=== DATA TO USE ===

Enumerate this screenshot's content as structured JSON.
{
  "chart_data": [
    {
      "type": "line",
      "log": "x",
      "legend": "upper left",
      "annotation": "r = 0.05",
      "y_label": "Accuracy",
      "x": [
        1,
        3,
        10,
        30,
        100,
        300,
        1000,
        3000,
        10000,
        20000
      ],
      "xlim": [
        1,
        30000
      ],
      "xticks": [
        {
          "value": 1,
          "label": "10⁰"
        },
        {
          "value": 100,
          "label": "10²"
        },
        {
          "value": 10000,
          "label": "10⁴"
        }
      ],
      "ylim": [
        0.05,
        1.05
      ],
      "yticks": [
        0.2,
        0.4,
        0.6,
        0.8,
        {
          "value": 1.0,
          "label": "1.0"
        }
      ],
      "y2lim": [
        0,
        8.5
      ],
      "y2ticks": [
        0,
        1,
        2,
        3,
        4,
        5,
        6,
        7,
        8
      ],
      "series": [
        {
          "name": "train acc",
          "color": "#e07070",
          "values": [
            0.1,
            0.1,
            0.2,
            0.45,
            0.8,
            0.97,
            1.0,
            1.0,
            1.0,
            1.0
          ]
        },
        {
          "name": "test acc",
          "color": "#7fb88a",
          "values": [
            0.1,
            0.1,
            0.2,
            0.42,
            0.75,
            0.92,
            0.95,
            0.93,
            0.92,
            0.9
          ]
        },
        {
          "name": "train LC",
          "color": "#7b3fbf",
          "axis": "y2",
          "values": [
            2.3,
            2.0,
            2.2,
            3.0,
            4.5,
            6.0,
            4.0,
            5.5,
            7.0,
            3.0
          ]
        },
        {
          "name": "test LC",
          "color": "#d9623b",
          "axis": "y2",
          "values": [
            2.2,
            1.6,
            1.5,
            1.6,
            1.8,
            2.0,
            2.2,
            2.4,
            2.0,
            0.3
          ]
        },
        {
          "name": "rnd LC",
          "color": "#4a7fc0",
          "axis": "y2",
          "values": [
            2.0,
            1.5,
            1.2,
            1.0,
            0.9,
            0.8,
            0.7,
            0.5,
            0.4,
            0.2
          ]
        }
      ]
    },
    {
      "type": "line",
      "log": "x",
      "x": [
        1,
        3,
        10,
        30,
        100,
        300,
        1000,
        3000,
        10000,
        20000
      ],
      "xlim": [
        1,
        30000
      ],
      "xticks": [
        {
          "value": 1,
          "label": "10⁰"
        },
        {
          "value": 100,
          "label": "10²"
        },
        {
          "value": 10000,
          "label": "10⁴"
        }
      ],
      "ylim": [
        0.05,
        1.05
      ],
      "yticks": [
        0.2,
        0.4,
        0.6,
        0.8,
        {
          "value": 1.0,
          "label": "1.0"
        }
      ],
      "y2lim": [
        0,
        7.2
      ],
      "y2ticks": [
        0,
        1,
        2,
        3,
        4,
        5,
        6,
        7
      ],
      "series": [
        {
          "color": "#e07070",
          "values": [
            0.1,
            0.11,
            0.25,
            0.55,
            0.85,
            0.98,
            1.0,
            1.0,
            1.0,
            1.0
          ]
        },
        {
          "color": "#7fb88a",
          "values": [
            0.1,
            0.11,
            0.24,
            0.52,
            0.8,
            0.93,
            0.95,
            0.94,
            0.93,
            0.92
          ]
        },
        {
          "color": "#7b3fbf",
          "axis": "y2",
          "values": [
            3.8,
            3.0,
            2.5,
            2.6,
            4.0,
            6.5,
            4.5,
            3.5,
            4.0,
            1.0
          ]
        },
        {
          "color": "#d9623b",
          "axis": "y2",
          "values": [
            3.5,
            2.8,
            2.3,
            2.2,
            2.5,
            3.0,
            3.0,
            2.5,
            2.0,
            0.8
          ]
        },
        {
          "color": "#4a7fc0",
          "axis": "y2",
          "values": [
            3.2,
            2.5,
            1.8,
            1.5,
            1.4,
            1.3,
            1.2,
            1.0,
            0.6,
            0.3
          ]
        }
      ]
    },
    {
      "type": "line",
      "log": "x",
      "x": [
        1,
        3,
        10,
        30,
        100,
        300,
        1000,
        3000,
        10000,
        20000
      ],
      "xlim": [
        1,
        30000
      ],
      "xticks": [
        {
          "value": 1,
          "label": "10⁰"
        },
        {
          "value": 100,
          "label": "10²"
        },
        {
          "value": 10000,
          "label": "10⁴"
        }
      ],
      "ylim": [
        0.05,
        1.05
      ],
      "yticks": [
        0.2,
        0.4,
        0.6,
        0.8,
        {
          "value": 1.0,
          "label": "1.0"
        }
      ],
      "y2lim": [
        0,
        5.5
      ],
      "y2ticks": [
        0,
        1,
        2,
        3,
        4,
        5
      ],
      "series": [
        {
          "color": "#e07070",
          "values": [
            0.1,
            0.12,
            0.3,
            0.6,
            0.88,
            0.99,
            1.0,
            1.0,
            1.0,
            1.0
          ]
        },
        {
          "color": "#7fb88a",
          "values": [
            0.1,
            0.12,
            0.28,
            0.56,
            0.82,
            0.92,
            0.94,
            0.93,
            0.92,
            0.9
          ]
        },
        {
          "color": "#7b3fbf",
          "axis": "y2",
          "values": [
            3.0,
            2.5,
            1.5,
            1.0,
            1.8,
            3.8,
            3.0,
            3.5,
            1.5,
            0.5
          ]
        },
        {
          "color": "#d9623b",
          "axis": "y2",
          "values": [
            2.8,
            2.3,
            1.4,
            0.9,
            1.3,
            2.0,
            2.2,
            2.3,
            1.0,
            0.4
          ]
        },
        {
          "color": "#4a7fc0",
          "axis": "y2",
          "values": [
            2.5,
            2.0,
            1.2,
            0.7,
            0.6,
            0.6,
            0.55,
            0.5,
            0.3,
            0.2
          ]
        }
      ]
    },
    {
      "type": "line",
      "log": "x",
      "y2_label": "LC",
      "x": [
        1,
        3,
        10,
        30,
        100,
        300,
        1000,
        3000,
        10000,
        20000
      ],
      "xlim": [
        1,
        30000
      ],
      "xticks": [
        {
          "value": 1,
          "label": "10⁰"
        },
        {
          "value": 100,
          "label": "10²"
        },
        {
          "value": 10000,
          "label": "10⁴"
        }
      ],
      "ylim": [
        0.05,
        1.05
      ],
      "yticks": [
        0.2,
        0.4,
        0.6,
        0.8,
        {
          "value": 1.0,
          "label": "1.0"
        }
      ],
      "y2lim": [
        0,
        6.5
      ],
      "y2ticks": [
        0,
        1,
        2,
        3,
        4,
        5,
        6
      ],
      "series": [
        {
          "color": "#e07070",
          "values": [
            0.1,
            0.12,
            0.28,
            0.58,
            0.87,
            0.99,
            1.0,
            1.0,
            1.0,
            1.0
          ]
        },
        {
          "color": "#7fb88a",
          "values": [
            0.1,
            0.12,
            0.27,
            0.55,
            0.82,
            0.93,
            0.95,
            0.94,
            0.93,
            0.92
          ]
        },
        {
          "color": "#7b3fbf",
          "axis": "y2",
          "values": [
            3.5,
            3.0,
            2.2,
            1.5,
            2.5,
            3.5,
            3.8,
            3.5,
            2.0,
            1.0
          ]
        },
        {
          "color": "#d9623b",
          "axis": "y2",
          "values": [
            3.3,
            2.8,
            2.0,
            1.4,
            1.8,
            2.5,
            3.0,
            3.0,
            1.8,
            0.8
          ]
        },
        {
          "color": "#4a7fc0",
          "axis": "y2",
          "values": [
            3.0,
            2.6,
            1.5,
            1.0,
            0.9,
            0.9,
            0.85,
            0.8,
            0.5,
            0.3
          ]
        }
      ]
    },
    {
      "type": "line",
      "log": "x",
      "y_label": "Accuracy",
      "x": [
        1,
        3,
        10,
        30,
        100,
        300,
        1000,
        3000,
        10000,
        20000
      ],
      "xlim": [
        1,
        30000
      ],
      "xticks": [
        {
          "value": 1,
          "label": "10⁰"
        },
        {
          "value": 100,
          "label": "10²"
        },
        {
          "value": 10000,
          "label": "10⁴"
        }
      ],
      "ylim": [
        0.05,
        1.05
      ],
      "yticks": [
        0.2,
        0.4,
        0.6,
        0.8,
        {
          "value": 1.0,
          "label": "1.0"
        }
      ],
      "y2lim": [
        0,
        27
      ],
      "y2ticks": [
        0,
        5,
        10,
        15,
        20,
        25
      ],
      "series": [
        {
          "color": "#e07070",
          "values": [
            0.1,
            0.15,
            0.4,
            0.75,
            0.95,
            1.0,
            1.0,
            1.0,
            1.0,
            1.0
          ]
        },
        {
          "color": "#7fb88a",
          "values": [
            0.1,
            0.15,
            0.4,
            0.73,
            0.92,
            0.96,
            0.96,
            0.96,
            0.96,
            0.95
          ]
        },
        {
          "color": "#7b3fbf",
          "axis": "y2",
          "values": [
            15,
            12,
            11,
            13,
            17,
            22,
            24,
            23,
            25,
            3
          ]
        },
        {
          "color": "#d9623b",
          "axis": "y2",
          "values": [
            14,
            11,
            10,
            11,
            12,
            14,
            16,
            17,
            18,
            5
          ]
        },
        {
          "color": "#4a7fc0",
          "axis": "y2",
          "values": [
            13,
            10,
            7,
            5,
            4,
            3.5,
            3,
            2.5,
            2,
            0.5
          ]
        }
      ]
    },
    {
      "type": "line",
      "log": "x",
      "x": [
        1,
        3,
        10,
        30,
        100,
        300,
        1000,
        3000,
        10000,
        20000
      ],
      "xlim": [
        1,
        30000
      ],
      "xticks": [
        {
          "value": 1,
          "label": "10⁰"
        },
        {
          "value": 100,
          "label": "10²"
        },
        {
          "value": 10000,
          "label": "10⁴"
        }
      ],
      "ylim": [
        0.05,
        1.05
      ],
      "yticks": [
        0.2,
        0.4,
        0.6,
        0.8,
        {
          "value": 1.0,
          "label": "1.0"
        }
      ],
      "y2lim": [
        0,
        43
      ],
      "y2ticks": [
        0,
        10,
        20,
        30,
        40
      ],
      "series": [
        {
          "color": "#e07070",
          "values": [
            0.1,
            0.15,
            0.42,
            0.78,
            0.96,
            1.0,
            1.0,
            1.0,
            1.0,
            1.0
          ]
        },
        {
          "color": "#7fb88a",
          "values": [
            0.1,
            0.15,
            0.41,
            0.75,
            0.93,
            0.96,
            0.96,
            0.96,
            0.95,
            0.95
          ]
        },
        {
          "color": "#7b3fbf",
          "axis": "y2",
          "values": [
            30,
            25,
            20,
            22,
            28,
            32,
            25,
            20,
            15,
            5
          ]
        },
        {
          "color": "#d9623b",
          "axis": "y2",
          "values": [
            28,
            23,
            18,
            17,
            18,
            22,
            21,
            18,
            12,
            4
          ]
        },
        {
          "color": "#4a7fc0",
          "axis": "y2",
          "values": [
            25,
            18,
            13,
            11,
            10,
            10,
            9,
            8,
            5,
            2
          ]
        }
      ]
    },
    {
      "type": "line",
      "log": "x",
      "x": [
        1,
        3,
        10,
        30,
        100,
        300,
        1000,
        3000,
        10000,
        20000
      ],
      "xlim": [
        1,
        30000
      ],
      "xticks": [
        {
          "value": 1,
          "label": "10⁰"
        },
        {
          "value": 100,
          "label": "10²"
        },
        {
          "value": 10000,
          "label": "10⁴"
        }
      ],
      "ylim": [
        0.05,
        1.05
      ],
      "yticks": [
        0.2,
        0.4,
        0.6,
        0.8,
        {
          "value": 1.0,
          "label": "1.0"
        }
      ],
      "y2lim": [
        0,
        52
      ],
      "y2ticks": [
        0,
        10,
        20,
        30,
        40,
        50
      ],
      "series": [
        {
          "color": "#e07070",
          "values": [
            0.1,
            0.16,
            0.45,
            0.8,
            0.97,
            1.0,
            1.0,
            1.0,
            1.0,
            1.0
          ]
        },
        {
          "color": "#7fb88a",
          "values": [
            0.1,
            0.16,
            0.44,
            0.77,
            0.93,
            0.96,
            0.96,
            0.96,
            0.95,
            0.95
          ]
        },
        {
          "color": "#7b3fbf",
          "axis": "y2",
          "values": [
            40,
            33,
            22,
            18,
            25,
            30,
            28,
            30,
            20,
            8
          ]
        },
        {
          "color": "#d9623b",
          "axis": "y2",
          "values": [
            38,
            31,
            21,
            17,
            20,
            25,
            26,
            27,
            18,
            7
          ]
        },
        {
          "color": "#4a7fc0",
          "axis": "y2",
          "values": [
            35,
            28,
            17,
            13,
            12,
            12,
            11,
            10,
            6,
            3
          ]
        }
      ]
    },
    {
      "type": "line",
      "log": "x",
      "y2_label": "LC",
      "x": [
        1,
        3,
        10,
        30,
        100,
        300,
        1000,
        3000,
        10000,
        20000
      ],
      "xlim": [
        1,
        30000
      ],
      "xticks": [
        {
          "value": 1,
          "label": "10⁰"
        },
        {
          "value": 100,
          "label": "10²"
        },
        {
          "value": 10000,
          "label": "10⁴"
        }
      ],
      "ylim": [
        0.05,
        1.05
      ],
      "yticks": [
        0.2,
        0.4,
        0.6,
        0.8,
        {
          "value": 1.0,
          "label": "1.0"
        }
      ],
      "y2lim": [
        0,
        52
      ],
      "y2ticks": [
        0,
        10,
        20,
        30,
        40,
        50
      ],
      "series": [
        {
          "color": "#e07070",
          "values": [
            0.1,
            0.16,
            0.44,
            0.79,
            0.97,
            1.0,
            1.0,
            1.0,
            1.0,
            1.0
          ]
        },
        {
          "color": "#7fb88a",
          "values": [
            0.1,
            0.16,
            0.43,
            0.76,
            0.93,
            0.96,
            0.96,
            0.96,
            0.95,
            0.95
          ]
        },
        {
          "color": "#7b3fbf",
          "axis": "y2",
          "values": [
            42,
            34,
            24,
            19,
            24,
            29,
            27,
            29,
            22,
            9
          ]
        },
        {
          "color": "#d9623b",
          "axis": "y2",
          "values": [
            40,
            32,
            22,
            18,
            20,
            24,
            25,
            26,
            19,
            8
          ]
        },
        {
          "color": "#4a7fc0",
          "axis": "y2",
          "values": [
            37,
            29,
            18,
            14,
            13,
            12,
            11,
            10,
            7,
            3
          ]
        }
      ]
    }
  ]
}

===

EXERCISE
Which lines hold the word "name"? Copy every one of them.

TASK ANSWER
          "name": "train acc",
          "name": "test acc",
          "name": "train LC",
          "name": "test LC",
          "name": "rnd LC",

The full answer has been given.